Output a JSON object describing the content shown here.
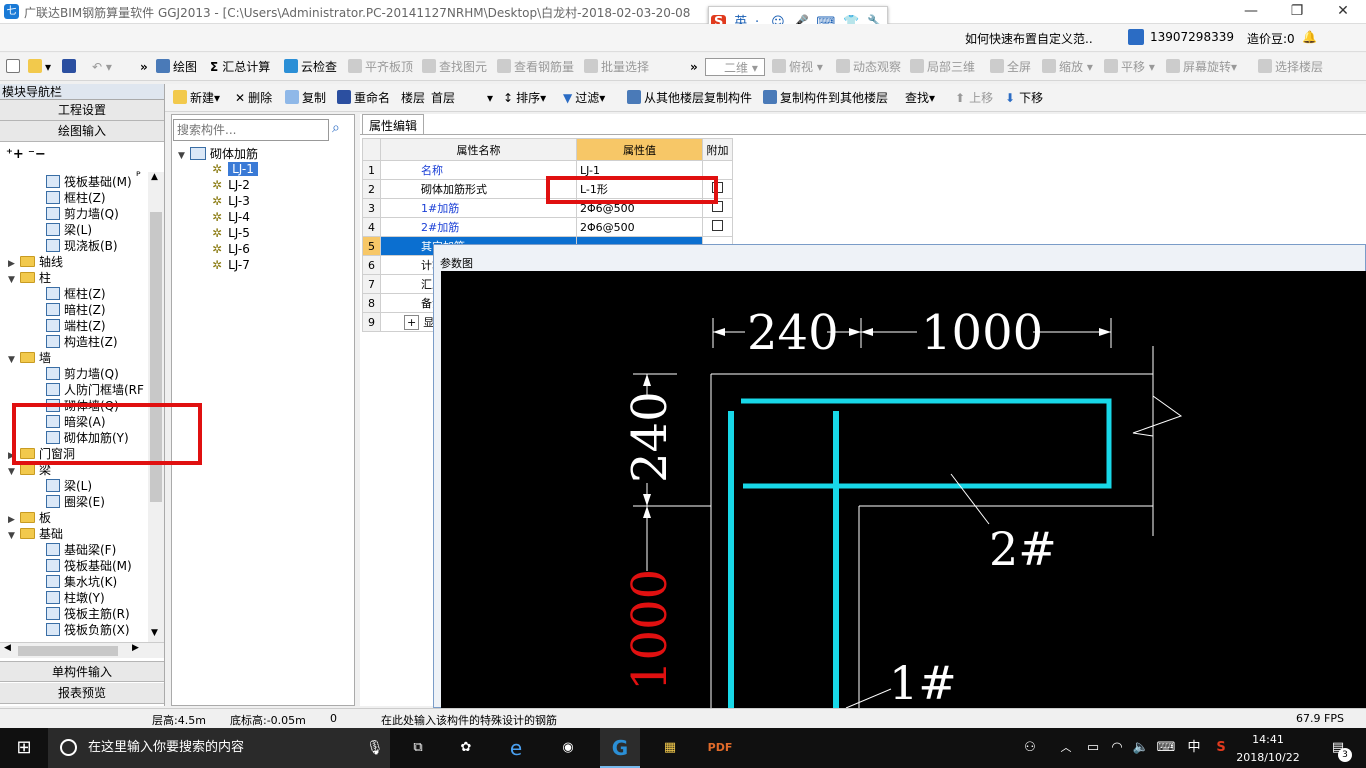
{
  "window": {
    "title": "广联达BIM钢筋算量软件 GGJ2013 - [C:\\Users\\Administrator.PC-20141127NRHM\\Desktop\\白龙村-2018-02-03-20-08",
    "minimize": "—",
    "maximize": "❐",
    "close": "✕"
  },
  "ime": {
    "logo": "S",
    "lang": "英",
    "punct": "·,",
    "items": [
      "☺",
      "🎤",
      "⌨",
      "👕",
      "🔧"
    ]
  },
  "topbar": {
    "question": "如何快速布置自定义范..",
    "phone": "13907298339",
    "price": "造价豆:0"
  },
  "toolbar1": {
    "items": [
      "绘图",
      "汇总计算",
      "云检查",
      "平齐板顶",
      "查找图元",
      "查看钢筋量",
      "批量选择",
      "二维",
      "俯视",
      "动态观察",
      "局部三维",
      "全屏",
      "缩放",
      "平移",
      "屏幕旋转",
      "选择楼层"
    ]
  },
  "toolbar2": {
    "new": "新建",
    "delete": "删除",
    "copy": "复制",
    "rename": "重命名",
    "floor_label": "楼层",
    "floor_value": "首层",
    "sort": "排序",
    "filter": "过滤",
    "copy_from": "从其他楼层复制构件",
    "copy_to": "复制构件到其他楼层",
    "find": "查找",
    "up": "上移",
    "down": "下移"
  },
  "leftpanel": {
    "header": "模块导航栏",
    "pin": "ᴾ",
    "close": "×",
    "engineering": "工程设置",
    "drawing": "绘图输入",
    "single_input": "单构件输入",
    "report": "报表预览",
    "tree": [
      {
        "label": "筏板基础(M)",
        "level": 2
      },
      {
        "label": "框柱(Z)",
        "level": 2
      },
      {
        "label": "剪力墙(Q)",
        "level": 2
      },
      {
        "label": "梁(L)",
        "level": 2
      },
      {
        "label": "现浇板(B)",
        "level": 2
      },
      {
        "label": "轴线",
        "level": 1,
        "exp": "▶"
      },
      {
        "label": "柱",
        "level": 1,
        "exp": "▼"
      },
      {
        "label": "框柱(Z)",
        "level": 2
      },
      {
        "label": "暗柱(Z)",
        "level": 2
      },
      {
        "label": "端柱(Z)",
        "level": 2
      },
      {
        "label": "构造柱(Z)",
        "level": 2
      },
      {
        "label": "墙",
        "level": 1,
        "exp": "▼"
      },
      {
        "label": "剪力墙(Q)",
        "level": 2
      },
      {
        "label": "人防门框墙(RF",
        "level": 2
      },
      {
        "label": "砌体墙(Q)",
        "level": 2
      },
      {
        "label": "暗梁(A)",
        "level": 2
      },
      {
        "label": "砌体加筋(Y)",
        "level": 2
      },
      {
        "label": "门窗洞",
        "level": 1,
        "exp": "▶"
      },
      {
        "label": "梁",
        "level": 1,
        "exp": "▼"
      },
      {
        "label": "梁(L)",
        "level": 2
      },
      {
        "label": "圈梁(E)",
        "level": 2
      },
      {
        "label": "板",
        "level": 1,
        "exp": "▶"
      },
      {
        "label": "基础",
        "level": 1,
        "exp": "▼"
      },
      {
        "label": "基础梁(F)",
        "level": 2
      },
      {
        "label": "筏板基础(M)",
        "level": 2
      },
      {
        "label": "集水坑(K)",
        "level": 2
      },
      {
        "label": "柱墩(Y)",
        "level": 2
      },
      {
        "label": "筏板主筋(R)",
        "level": 2
      },
      {
        "label": "筏板负筋(X)",
        "level": 2
      }
    ]
  },
  "midpanel": {
    "search_placeholder": "搜索构件...",
    "root": "砌体加筋",
    "items": [
      "LJ-1",
      "LJ-2",
      "LJ-3",
      "LJ-4",
      "LJ-5",
      "LJ-6",
      "LJ-7"
    ]
  },
  "props": {
    "tab": "属性编辑",
    "headers": [
      "属性名称",
      "属性值",
      "附加"
    ],
    "rows": [
      {
        "num": "1",
        "name": "名称",
        "value": "LJ-1",
        "blue": true,
        "check": false
      },
      {
        "num": "2",
        "name": "砌体加筋形式",
        "value": "L-1形",
        "blue": false,
        "check": true
      },
      {
        "num": "3",
        "name": "1#加筋",
        "value": "2Φ6@500",
        "blue": true,
        "check": true
      },
      {
        "num": "4",
        "name": "2#加筋",
        "value": "2Φ6@500",
        "blue": true,
        "check": true
      },
      {
        "num": "5",
        "name": "其它加筋",
        "value": "",
        "blue": false,
        "check": false
      },
      {
        "num": "6",
        "name": "计算设置",
        "value": "",
        "blue": false,
        "check": false
      },
      {
        "num": "7",
        "name": "汇总信息",
        "value": "",
        "blue": false,
        "check": false
      },
      {
        "num": "8",
        "name": "备注",
        "value": "",
        "blue": false,
        "check": false
      },
      {
        "num": "9",
        "name": "显示样式",
        "value": "",
        "blue": false,
        "check": false
      }
    ]
  },
  "param": {
    "title": "参数图",
    "dim_top1": "240",
    "dim_top2": "1000",
    "dim_left1": "240",
    "dim_left2": "1000",
    "label2": "2#",
    "label1": "1#"
  },
  "status": {
    "floor_height": "层高:4.5m",
    "bottom_height": "底标高:-0.05m",
    "zero": "0",
    "hint": "在此处输入该构件的特殊设计的钢筋",
    "fps": "67.9 FPS"
  },
  "taskbar": {
    "search": "在这里输入你要搜索的内容",
    "time": "14:41",
    "date": "2018/10/22",
    "lang": "中",
    "notif": "3"
  }
}
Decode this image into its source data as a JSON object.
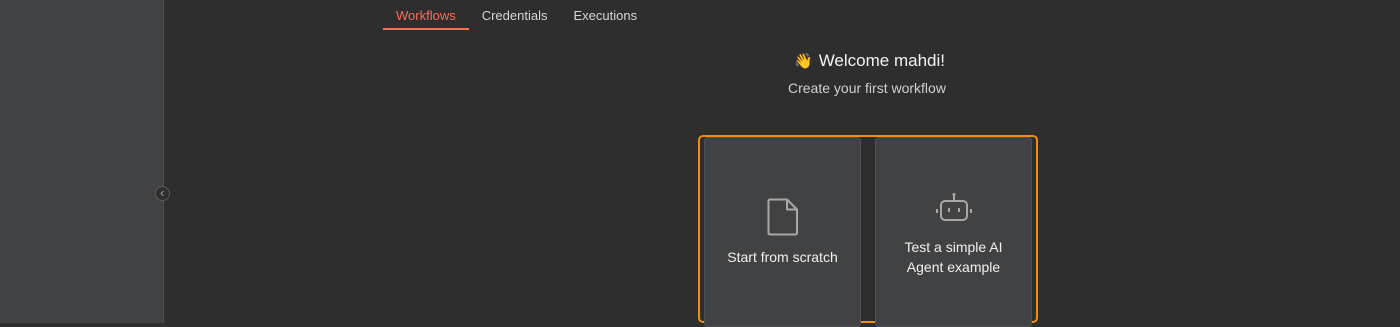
{
  "tabs": [
    {
      "label": "Workflows",
      "active": true
    },
    {
      "label": "Credentials",
      "active": false
    },
    {
      "label": "Executions",
      "active": false
    }
  ],
  "welcome": {
    "emoji": "👋",
    "title": "Welcome mahdi!",
    "subtitle": "Create your first workflow"
  },
  "cards": [
    {
      "label": "Start from scratch",
      "icon": "file-icon"
    },
    {
      "label_line1": "Test a simple AI",
      "label_line2": "Agent example",
      "icon": "robot-icon"
    }
  ],
  "colors": {
    "accent": "#ff6d5a",
    "highlight_border": "#f0900a",
    "background": "#2e2e2e",
    "sidebar": "#414244",
    "card": "#414244"
  },
  "sidebar": {
    "collapse_icon": "chevron-left-icon"
  }
}
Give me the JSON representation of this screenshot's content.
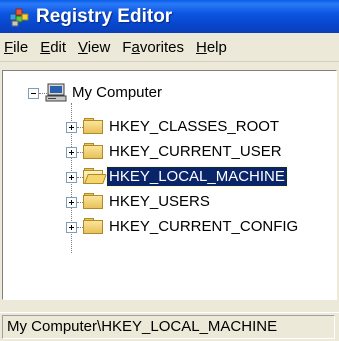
{
  "window": {
    "title": "Registry Editor"
  },
  "menu": [
    {
      "underline": "F",
      "rest": "ile"
    },
    {
      "underline": "E",
      "rest": "dit"
    },
    {
      "underline": "V",
      "rest": "iew"
    },
    {
      "pre": "F",
      "underline": "a",
      "rest": "vorites"
    },
    {
      "underline": "H",
      "rest": "elp"
    }
  ],
  "tree": {
    "root": {
      "label": "My Computer",
      "expanded": true
    },
    "keys": [
      {
        "label": "HKEY_CLASSES_ROOT",
        "selected": false
      },
      {
        "label": "HKEY_CURRENT_USER",
        "selected": false
      },
      {
        "label": "HKEY_LOCAL_MACHINE",
        "selected": true
      },
      {
        "label": "HKEY_USERS",
        "selected": false
      },
      {
        "label": "HKEY_CURRENT_CONFIG",
        "selected": false
      }
    ]
  },
  "status": {
    "path": "My Computer\\HKEY_LOCAL_MACHINE"
  }
}
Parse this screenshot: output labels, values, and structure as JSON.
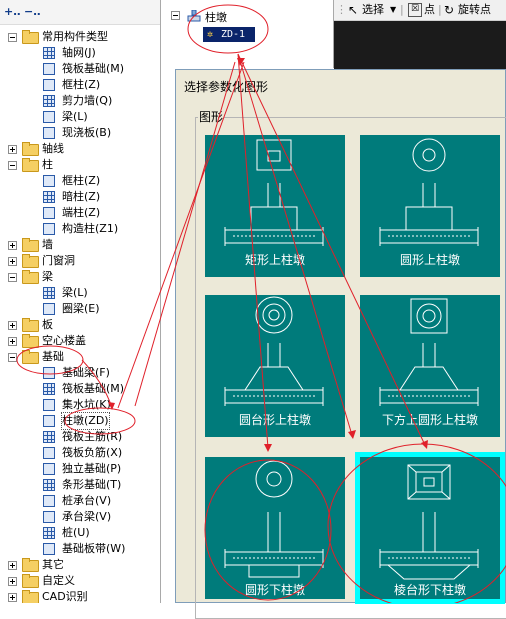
{
  "left_tree": {
    "items": [
      {
        "label": "常用构件类型",
        "level": 0,
        "kind": "folder",
        "expanded": true
      },
      {
        "label": "轴网(J)",
        "level": 1,
        "icon": "axis-grid-icon"
      },
      {
        "label": "筏板基础(M)",
        "level": 1,
        "icon": "raft-foundation-icon"
      },
      {
        "label": "框柱(Z)",
        "level": 1,
        "icon": "frame-column-icon"
      },
      {
        "label": "剪力墙(Q)",
        "level": 1,
        "icon": "shear-wall-icon"
      },
      {
        "label": "梁(L)",
        "level": 1,
        "icon": "beam-icon"
      },
      {
        "label": "现浇板(B)",
        "level": 1,
        "icon": "cast-slab-icon"
      },
      {
        "label": "轴线",
        "level": 0,
        "kind": "folder",
        "expanded": false
      },
      {
        "label": "柱",
        "level": 0,
        "kind": "folder",
        "expanded": true
      },
      {
        "label": "框柱(Z)",
        "level": 1,
        "icon": "frame-column-icon"
      },
      {
        "label": "暗柱(Z)",
        "level": 1,
        "icon": "hidden-column-icon"
      },
      {
        "label": "端柱(Z)",
        "level": 1,
        "icon": "end-column-icon"
      },
      {
        "label": "构造柱(Z1)",
        "level": 1,
        "icon": "structural-column-icon"
      },
      {
        "label": "墙",
        "level": 0,
        "kind": "folder",
        "expanded": false
      },
      {
        "label": "门窗洞",
        "level": 0,
        "kind": "folder",
        "expanded": false
      },
      {
        "label": "梁",
        "level": 0,
        "kind": "folder",
        "expanded": true
      },
      {
        "label": "梁(L)",
        "level": 1,
        "icon": "beam-icon"
      },
      {
        "label": "圈梁(E)",
        "level": 1,
        "icon": "ring-beam-icon"
      },
      {
        "label": "板",
        "level": 0,
        "kind": "folder",
        "expanded": false
      },
      {
        "label": "空心楼盖",
        "level": 0,
        "kind": "folder",
        "expanded": false
      },
      {
        "label": "基础",
        "level": 0,
        "kind": "folder",
        "expanded": true
      },
      {
        "label": "基础梁(F)",
        "level": 1,
        "icon": "foundation-beam-icon"
      },
      {
        "label": "筏板基础(M)",
        "level": 1,
        "icon": "raft-foundation-icon"
      },
      {
        "label": "集水坑(K)",
        "level": 1,
        "icon": "sump-pit-icon"
      },
      {
        "label": "柱墩(ZD)",
        "level": 1,
        "icon": "column-pier-icon",
        "selected": true
      },
      {
        "label": "筏板主筋(R)",
        "level": 1,
        "icon": "raft-main-rebar-icon"
      },
      {
        "label": "筏板负筋(X)",
        "level": 1,
        "icon": "raft-negative-rebar-icon"
      },
      {
        "label": "独立基础(P)",
        "level": 1,
        "icon": "isolated-footing-icon"
      },
      {
        "label": "条形基础(T)",
        "level": 1,
        "icon": "strip-footing-icon"
      },
      {
        "label": "桩承台(V)",
        "level": 1,
        "icon": "pile-cap-icon"
      },
      {
        "label": "承台梁(V)",
        "level": 1,
        "icon": "cap-beam-icon"
      },
      {
        "label": "桩(U)",
        "level": 1,
        "icon": "pile-icon"
      },
      {
        "label": "基础板带(W)",
        "level": 1,
        "icon": "foundation-strip-icon"
      },
      {
        "label": "其它",
        "level": 0,
        "kind": "folder",
        "expanded": false
      },
      {
        "label": "自定义",
        "level": 0,
        "kind": "folder",
        "expanded": false
      },
      {
        "label": "CAD识别",
        "level": 0,
        "kind": "folder",
        "expanded": false
      }
    ]
  },
  "component_tree": {
    "root_label": "柱墩",
    "child_label": "ZD-1"
  },
  "toolbar": {
    "select_label": "选择",
    "point_label": "点",
    "rotate_point_label": "旋转点"
  },
  "dialog": {
    "title": "选择参数化图形",
    "group_label": "图形",
    "shapes": [
      {
        "label": "矩形上柱墩",
        "shape": "rect-top"
      },
      {
        "label": "圆形上柱墩",
        "shape": "circle-top"
      },
      {
        "label": "圆台形上柱墩",
        "shape": "frustum-top"
      },
      {
        "label": "下方上圆形上柱墩",
        "shape": "square-round-top"
      },
      {
        "label": "圆形下柱墩",
        "shape": "circle-bottom"
      },
      {
        "label": "棱台形下柱墩",
        "shape": "prism-bottom",
        "selected": true
      }
    ]
  },
  "colors": {
    "tile_bg": "#007b7b",
    "tile_selected_border": "#00ffff",
    "annotation": "#e0202a",
    "selection_bg": "#0a246a",
    "folder": "#f5cf63"
  }
}
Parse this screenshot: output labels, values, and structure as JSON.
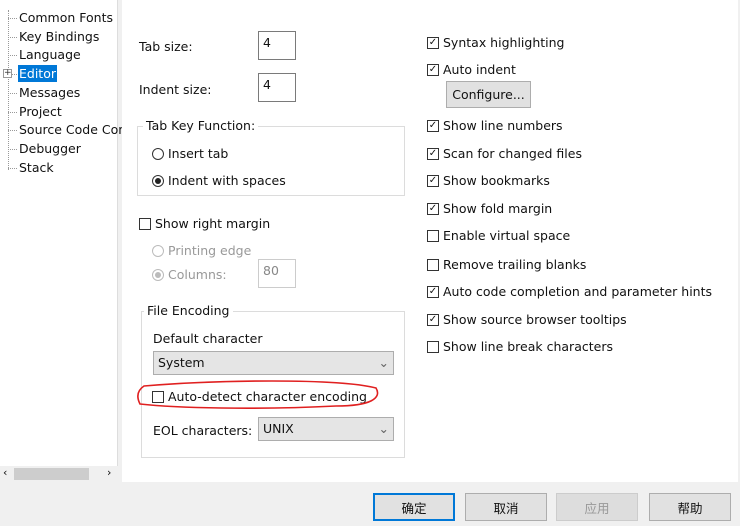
{
  "tree": {
    "items": [
      "Common Fonts",
      "Key Bindings",
      "Language",
      "Editor",
      "Messages",
      "Project",
      "Source Code Con",
      "Debugger",
      "Stack"
    ],
    "selected": "Editor"
  },
  "editor": {
    "tab_size_label": "Tab size:",
    "tab_size": "4",
    "indent_size_label": "Indent size:",
    "indent_size": "4",
    "tab_key_group": "Tab Key Function:",
    "insert_tab": "Insert tab",
    "indent_spaces": "Indent with spaces",
    "tab_key_selected": "Indent with spaces",
    "show_right_margin": "Show right margin",
    "show_right_margin_checked": false,
    "printing_edge": "Printing edge",
    "columns": "Columns:",
    "columns_value": "80",
    "file_encoding_group": "File Encoding",
    "default_character": "Default character",
    "default_character_value": "System",
    "auto_detect": "Auto-detect character encoding",
    "auto_detect_checked": false,
    "eol_label": "EOL characters:",
    "eol_value": "UNIX",
    "configure": "Configure...",
    "options": [
      {
        "label": "Syntax highlighting",
        "checked": true
      },
      {
        "label": "Auto indent",
        "checked": true
      },
      {
        "label": "Show line numbers",
        "checked": true
      },
      {
        "label": "Scan for changed files",
        "checked": true
      },
      {
        "label": "Show bookmarks",
        "checked": true
      },
      {
        "label": "Show fold margin",
        "checked": true
      },
      {
        "label": "Enable virtual space",
        "checked": false
      },
      {
        "label": "Remove trailing blanks",
        "checked": false
      },
      {
        "label": "Auto code completion and parameter hints",
        "checked": true
      },
      {
        "label": "Show source browser tooltips",
        "checked": true
      },
      {
        "label": "Show line break characters",
        "checked": false
      }
    ]
  },
  "buttons": {
    "ok": "确定",
    "cancel": "取消",
    "apply": "应用",
    "help": "帮助"
  },
  "colors": {
    "selection": "#0078d7",
    "annotation": "#e02020",
    "ok_border": "#0078d7"
  }
}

□ □ □ □ □ □ □

> **Exercise task**
Count how many lines above contain the word "foundation". Reply with the number alone.

> **Expected output**
4